=== Records shown ===
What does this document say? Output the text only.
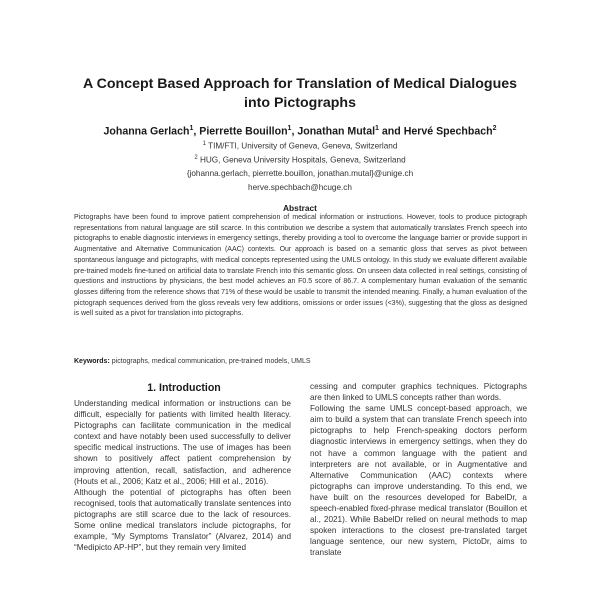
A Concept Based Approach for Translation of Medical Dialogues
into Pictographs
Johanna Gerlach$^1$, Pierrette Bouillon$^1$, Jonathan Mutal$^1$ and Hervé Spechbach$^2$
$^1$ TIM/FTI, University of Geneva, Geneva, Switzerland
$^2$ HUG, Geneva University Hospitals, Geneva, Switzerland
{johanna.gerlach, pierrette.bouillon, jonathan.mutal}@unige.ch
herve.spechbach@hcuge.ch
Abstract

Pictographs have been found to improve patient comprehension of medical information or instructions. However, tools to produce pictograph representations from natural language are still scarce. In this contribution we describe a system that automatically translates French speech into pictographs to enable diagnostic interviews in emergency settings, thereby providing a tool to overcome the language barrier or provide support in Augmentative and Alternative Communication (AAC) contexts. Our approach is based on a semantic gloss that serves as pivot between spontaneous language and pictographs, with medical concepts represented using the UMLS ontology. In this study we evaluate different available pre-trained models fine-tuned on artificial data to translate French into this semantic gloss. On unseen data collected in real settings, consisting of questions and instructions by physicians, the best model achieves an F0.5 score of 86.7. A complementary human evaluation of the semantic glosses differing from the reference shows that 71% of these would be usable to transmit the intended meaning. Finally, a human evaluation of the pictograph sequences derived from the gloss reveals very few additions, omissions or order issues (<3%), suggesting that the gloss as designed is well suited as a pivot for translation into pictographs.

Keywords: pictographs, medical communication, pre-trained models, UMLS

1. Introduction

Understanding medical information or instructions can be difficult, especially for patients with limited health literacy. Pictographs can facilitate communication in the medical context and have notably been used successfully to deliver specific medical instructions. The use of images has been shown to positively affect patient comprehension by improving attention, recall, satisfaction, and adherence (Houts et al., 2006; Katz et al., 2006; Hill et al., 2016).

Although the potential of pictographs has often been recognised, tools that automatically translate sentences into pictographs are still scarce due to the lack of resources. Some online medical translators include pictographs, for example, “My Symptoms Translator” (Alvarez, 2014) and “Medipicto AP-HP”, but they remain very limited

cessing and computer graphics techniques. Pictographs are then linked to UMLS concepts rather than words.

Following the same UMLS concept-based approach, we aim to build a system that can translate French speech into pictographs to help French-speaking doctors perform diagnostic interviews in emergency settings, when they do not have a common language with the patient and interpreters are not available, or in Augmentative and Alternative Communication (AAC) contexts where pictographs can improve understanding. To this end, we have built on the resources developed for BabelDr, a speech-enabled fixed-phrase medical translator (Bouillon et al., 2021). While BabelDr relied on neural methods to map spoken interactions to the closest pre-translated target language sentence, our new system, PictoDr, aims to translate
===
=== Records shown ===
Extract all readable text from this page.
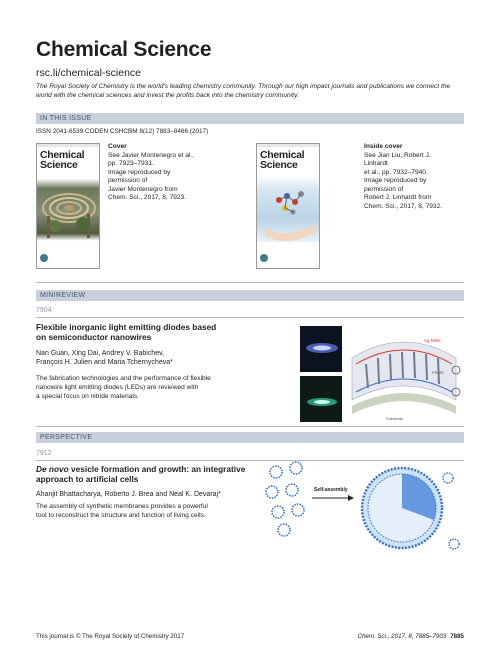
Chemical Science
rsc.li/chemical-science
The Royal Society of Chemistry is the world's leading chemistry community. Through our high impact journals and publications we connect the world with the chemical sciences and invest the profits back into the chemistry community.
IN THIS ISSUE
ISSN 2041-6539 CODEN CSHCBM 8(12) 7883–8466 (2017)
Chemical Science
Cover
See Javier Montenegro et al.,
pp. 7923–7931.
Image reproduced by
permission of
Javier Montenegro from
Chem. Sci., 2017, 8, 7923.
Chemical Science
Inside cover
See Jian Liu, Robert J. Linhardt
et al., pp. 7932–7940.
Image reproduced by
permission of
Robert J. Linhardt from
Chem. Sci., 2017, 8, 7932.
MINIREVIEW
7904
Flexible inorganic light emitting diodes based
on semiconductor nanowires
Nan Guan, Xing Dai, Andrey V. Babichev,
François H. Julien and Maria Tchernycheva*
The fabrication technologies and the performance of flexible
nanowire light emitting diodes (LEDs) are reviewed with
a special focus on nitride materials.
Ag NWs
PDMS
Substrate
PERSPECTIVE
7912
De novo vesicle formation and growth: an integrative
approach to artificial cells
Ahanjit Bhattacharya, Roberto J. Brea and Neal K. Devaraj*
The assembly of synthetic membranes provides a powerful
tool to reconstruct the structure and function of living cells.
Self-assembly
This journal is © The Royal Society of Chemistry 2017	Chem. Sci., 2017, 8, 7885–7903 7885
===
=== Records shown ===
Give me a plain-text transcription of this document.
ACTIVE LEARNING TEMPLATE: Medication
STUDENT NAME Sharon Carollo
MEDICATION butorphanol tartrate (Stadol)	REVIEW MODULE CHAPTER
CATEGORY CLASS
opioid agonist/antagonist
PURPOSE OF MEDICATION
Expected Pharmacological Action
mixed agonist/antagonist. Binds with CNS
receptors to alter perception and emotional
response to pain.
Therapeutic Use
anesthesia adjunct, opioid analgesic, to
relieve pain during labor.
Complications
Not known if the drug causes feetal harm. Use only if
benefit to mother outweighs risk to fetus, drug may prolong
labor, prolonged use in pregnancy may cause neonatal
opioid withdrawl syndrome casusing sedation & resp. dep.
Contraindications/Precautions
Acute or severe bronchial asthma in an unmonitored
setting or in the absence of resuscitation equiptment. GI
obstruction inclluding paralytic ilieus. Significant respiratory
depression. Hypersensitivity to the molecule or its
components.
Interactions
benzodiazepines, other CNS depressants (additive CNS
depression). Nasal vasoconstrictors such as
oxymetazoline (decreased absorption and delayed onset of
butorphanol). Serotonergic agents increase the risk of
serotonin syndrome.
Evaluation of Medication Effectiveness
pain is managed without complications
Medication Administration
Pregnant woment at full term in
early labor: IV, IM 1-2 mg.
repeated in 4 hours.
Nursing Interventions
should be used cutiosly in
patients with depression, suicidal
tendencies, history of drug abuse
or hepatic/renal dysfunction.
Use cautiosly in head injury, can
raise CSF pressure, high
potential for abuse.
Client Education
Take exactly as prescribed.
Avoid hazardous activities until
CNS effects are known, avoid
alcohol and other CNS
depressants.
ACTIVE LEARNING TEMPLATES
===
The lines to show are those in the data above that include "LEARNING".

ACTIVE LEARNING TEMPLATE: Medication
ACTIVE LEARNING TEMPLATES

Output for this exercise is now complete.